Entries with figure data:
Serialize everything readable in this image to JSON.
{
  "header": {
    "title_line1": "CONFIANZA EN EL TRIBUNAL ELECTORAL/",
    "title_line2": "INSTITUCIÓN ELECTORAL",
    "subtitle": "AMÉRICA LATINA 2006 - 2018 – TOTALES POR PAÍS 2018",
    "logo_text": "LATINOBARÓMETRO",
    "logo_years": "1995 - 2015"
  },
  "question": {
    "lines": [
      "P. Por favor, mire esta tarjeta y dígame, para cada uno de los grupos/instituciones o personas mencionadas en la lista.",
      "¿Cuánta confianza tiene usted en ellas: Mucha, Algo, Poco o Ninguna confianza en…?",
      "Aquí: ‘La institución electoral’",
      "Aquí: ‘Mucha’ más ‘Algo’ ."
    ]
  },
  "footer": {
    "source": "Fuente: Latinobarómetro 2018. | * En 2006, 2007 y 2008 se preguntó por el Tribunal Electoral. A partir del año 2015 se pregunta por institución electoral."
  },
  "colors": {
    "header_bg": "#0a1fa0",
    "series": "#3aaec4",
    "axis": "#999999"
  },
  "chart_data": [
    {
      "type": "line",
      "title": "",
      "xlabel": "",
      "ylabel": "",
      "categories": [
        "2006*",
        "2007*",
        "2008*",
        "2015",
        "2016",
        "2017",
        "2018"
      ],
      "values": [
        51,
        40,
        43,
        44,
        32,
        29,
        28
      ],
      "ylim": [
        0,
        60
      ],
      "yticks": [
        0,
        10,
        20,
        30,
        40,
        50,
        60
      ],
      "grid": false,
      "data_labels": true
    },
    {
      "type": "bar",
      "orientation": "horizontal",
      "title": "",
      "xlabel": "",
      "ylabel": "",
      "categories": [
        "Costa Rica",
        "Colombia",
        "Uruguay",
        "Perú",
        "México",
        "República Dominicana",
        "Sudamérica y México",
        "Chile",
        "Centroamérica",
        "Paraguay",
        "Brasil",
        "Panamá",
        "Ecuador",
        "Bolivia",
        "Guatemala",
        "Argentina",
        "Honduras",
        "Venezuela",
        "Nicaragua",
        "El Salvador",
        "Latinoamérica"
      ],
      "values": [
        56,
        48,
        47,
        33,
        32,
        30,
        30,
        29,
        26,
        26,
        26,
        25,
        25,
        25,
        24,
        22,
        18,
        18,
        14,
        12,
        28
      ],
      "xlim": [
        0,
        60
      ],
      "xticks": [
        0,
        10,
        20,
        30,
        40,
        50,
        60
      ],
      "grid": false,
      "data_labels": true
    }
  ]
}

- [Problem details]:
Reproduce the listing above word for word.

- [Solution below]:
Serialize everything readable in this image to JSON.
{
  "header": {
    "title_line1": "CONFIANZA EN EL TRIBUNAL ELECTORAL/",
    "title_line2": "INSTITUCIÓN ELECTORAL",
    "subtitle": "AMÉRICA LATINA 2006 - 2018 – TOTALES POR PAÍS 2018",
    "logo_text": "LATINOBARÓMETRO",
    "logo_years": "1995 - 2015"
  },
  "question": {
    "lines": [
      "P. Por favor, mire esta tarjeta y dígame, para cada uno de los grupos/instituciones o personas mencionadas en la lista.",
      "¿Cuánta confianza tiene usted en ellas: Mucha, Algo, Poco o Ninguna confianza en…?",
      "Aquí: ‘La institución electoral’",
      "Aquí: ‘Mucha’ más ‘Algo’ ."
    ]
  },
  "footer": {
    "source": "Fuente: Latinobarómetro 2018. | * En 2006, 2007 y 2008 se preguntó por el Tribunal Electoral. A partir del año 2015 se pregunta por institución electoral."
  },
  "colors": {
    "header_bg": "#0a1fa0",
    "series": "#3aaec4",
    "axis": "#999999"
  },
  "chart_data": [
    {
      "type": "line",
      "title": "",
      "xlabel": "",
      "ylabel": "",
      "categories": [
        "2006*",
        "2007*",
        "2008*",
        "2015",
        "2016",
        "2017",
        "2018"
      ],
      "values": [
        51,
        40,
        43,
        44,
        32,
        29,
        28
      ],
      "ylim": [
        0,
        60
      ],
      "yticks": [
        0,
        10,
        20,
        30,
        40,
        50,
        60
      ],
      "grid": false,
      "data_labels": true
    },
    {
      "type": "bar",
      "orientation": "horizontal",
      "title": "",
      "xlabel": "",
      "ylabel": "",
      "categories": [
        "Costa Rica",
        "Colombia",
        "Uruguay",
        "Perú",
        "México",
        "República Dominicana",
        "Sudamérica y México",
        "Chile",
        "Centroamérica",
        "Paraguay",
        "Brasil",
        "Panamá",
        "Ecuador",
        "Bolivia",
        "Guatemala",
        "Argentina",
        "Honduras",
        "Venezuela",
        "Nicaragua",
        "El Salvador",
        "Latinoamérica"
      ],
      "values": [
        56,
        48,
        47,
        33,
        32,
        30,
        30,
        29,
        26,
        26,
        26,
        25,
        25,
        25,
        24,
        22,
        18,
        18,
        14,
        12,
        28
      ],
      "xlim": [
        0,
        60
      ],
      "xticks": [
        0,
        10,
        20,
        30,
        40,
        50,
        60
      ],
      "grid": false,
      "data_labels": true
    }
  ]
}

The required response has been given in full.